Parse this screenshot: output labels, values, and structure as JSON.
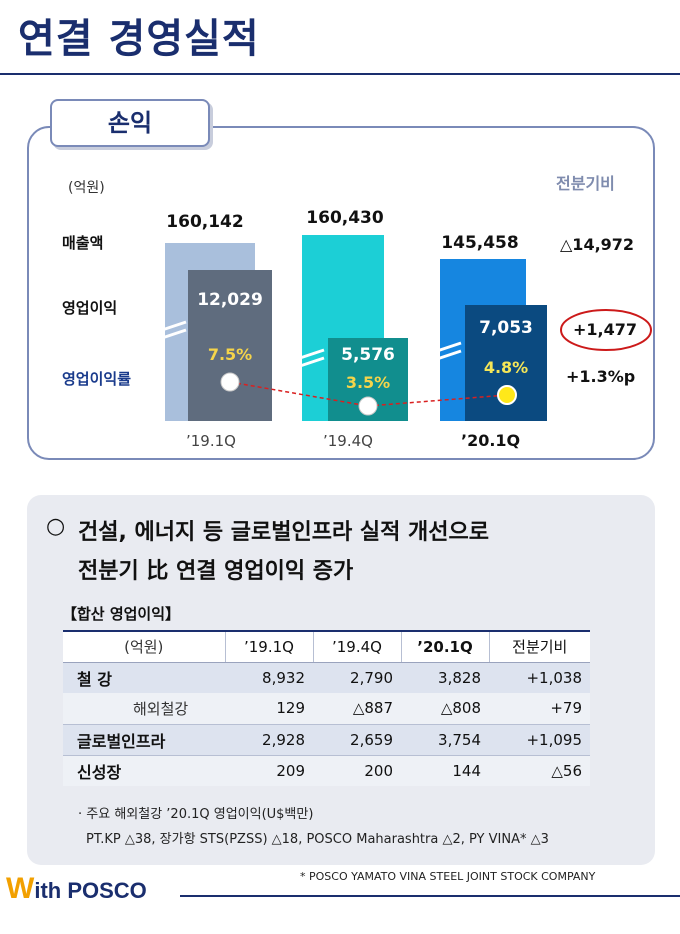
{
  "page_title": "연결 경영실적",
  "panel": {
    "tab_label": "손익",
    "unit": "(억원)",
    "compare_header": "전분기비",
    "row_labels": {
      "sales": "매출액",
      "op_income": "영업이익",
      "op_margin": "영업이익률"
    },
    "quarters": [
      {
        "label": "’19.1Q",
        "sales": "160,142",
        "op_income": "12,029",
        "margin": "7.5%",
        "sales_value": 160142,
        "op_value": 12029,
        "margin_value": 7.5
      },
      {
        "label": "’19.4Q",
        "sales": "160,430",
        "op_income": "5,576",
        "margin": "3.5%",
        "sales_value": 160430,
        "op_value": 5576,
        "margin_value": 3.5
      },
      {
        "label": "’20.1Q",
        "sales": "145,458",
        "op_income": "7,053",
        "margin": "4.8%",
        "sales_value": 145458,
        "op_value": 7053,
        "margin_value": 4.8
      }
    ],
    "compare": {
      "sales": "△14,972",
      "op_income": "+1,477",
      "margin": "+1.3%p"
    },
    "colors": {
      "q1_sales": "#a9bfdc",
      "q1_op": "#5f6c7e",
      "q4_sales": "#1ccfd6",
      "q4_op": "#118e8e",
      "q20_sales": "#1686e0",
      "q20_op": "#0b4a80",
      "highlight_circle": "#cc1a1a",
      "trend_line": "#d92020"
    }
  },
  "summary": {
    "bullet": "○",
    "line1": "건설, 에너지 등 글로벌인프라 실적 개선으로",
    "line2": "전분기 比 연결 영업이익 증가",
    "table_title": "【합산 영업이익】",
    "headers": [
      "(억원)",
      "’19.1Q",
      "’19.4Q",
      "’20.1Q",
      "전분기비"
    ],
    "rows": [
      {
        "label": "철  강",
        "values": [
          "8,932",
          "2,790",
          "3,828",
          "+1,038"
        ]
      },
      {
        "label": "해외철강",
        "values": [
          "129",
          "△887",
          "△808",
          "+79"
        ]
      },
      {
        "label": "글로벌인프라",
        "values": [
          "2,928",
          "2,659",
          "3,754",
          "+1,095"
        ]
      },
      {
        "label": "신성장",
        "values": [
          "209",
          "200",
          "144",
          "△56"
        ]
      }
    ],
    "note1": "· 주요 해외철강 ’20.1Q 영업이익(U$백만)",
    "note2": "PT.KP △38, 장가항 STS(PZSS) △18, POSCO Maharashtra △2, PY VINA* △3"
  },
  "footnote": "* POSCO YAMATO VINA STEEL JOINT STOCK COMPANY",
  "logo": {
    "w": "W",
    "rest": "ith POSCO",
    "color_w": "#f2a000",
    "color_text": "#1a2e6e"
  }
}
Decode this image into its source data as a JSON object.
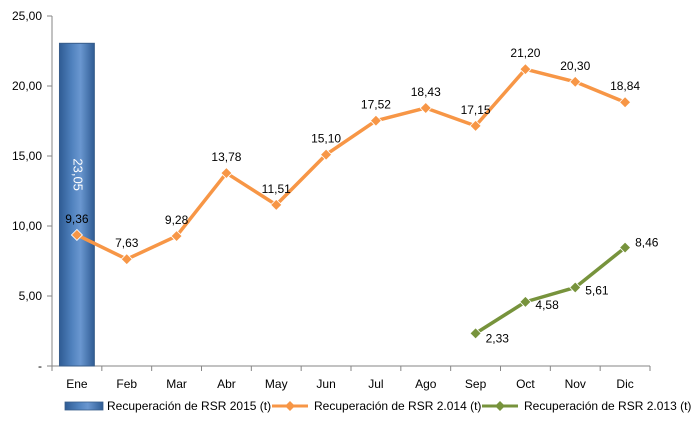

• **WHAT YOU SHOULD DO**
From the records above, pull out every line containing the word "해외철강".

• **EXPECTED OUTPUT**
        "label": "해외철강",
    "note1": "· 주요 해외철강 ’20.1Q 영업이익(U$백만)",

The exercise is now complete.